▶ [Instructions to follow]: Copy every line that mentions the word "structured".

▶ [Dataset extract]:
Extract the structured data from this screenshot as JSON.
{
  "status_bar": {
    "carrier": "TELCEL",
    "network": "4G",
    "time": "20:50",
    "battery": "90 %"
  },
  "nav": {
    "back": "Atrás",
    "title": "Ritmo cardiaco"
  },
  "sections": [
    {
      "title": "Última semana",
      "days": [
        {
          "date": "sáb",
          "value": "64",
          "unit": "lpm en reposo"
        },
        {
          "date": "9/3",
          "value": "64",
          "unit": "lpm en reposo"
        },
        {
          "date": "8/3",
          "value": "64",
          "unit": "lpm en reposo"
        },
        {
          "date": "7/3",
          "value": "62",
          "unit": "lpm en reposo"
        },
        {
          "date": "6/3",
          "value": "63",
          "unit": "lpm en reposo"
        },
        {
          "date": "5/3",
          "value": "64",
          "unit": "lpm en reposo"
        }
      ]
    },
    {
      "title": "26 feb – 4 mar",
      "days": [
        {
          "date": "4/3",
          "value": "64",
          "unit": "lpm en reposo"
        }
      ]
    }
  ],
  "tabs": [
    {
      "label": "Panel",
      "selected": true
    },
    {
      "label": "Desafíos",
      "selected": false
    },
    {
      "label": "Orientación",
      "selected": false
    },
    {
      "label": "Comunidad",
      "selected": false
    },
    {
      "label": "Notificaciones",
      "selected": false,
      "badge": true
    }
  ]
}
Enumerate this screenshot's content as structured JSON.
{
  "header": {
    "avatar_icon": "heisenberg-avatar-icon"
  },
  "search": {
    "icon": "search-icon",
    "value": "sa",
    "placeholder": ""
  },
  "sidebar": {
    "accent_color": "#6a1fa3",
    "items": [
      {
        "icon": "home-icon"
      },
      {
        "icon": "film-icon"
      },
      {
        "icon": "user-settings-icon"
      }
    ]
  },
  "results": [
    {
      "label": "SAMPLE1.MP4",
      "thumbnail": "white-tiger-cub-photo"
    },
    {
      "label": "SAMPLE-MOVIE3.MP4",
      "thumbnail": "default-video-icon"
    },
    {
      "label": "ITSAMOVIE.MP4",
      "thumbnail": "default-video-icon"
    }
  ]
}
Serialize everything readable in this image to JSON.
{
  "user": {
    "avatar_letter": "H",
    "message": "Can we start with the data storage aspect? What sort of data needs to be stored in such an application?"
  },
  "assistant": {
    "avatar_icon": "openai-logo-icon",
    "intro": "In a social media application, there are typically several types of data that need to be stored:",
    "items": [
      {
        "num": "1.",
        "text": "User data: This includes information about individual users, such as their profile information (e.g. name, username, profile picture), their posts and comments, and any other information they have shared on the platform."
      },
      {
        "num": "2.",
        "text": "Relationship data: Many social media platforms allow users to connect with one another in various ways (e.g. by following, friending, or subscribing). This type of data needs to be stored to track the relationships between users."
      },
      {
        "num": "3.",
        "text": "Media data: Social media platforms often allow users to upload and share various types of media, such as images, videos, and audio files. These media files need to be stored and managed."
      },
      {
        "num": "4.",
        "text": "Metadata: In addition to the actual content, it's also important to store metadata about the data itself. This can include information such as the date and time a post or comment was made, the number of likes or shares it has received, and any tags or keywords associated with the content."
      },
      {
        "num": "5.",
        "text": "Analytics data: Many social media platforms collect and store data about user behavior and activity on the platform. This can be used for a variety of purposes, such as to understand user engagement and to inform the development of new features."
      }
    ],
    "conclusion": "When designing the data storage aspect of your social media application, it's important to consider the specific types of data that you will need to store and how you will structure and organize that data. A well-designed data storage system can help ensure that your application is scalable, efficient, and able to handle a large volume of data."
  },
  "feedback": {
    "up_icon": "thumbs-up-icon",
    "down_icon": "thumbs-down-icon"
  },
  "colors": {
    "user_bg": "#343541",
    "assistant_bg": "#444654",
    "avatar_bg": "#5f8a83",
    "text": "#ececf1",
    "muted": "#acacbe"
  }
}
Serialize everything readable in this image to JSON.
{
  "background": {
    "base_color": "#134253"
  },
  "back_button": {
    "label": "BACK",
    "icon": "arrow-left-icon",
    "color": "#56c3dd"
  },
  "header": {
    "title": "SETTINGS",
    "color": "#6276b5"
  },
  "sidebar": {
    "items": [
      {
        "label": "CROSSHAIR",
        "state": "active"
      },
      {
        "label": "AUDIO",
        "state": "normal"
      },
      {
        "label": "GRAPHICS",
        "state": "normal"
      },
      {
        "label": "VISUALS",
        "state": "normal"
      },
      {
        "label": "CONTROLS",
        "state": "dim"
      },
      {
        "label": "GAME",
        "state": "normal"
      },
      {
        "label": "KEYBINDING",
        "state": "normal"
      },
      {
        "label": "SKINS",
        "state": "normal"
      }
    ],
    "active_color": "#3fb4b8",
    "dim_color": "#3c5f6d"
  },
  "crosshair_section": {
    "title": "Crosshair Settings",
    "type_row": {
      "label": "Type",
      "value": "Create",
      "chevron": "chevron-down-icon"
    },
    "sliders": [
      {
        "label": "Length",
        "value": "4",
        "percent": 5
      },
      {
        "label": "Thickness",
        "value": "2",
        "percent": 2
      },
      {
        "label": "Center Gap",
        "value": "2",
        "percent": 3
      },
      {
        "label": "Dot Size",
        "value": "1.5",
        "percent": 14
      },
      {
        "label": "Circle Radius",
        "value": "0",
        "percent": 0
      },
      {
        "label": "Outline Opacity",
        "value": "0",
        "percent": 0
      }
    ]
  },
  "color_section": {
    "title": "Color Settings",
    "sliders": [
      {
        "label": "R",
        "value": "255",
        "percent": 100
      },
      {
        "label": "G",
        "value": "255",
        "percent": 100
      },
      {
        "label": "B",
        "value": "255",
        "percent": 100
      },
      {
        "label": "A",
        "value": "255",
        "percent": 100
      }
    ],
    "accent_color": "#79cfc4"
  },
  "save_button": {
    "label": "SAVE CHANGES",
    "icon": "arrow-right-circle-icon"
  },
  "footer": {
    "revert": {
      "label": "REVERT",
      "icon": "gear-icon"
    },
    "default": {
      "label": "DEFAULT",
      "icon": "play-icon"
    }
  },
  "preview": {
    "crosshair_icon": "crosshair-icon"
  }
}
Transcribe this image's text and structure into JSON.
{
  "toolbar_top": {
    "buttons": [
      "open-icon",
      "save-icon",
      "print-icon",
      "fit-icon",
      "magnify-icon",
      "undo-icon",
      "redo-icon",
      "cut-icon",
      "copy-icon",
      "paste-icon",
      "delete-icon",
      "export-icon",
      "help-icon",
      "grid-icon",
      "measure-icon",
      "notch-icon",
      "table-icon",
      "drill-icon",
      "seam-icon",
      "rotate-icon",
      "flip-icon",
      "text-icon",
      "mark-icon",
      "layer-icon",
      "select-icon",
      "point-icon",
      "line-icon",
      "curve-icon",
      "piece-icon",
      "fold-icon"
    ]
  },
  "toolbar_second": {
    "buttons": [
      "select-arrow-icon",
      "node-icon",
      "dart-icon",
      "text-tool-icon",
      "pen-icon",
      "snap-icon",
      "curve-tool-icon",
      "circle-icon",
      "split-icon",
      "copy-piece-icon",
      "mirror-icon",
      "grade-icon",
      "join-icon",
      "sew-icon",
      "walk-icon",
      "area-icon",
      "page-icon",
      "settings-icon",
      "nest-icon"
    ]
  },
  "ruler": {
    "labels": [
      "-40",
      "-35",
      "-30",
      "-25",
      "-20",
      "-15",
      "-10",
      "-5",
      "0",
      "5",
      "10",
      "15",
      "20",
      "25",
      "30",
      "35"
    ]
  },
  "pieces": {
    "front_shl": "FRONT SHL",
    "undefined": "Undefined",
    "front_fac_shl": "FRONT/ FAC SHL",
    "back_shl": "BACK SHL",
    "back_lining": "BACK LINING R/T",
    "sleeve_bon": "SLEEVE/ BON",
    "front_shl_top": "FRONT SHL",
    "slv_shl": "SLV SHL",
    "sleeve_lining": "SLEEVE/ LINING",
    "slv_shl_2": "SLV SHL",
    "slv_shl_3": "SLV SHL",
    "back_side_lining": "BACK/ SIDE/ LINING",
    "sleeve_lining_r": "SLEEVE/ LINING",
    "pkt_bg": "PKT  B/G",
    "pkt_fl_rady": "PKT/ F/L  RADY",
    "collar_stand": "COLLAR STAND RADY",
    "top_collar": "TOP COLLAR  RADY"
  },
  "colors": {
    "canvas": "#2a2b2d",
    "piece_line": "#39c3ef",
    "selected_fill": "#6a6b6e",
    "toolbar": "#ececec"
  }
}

▶ [Exercise solution]:
Extract the structured data from this screenshot as JSON.
Enumerate this screenshot's content as structured JSON.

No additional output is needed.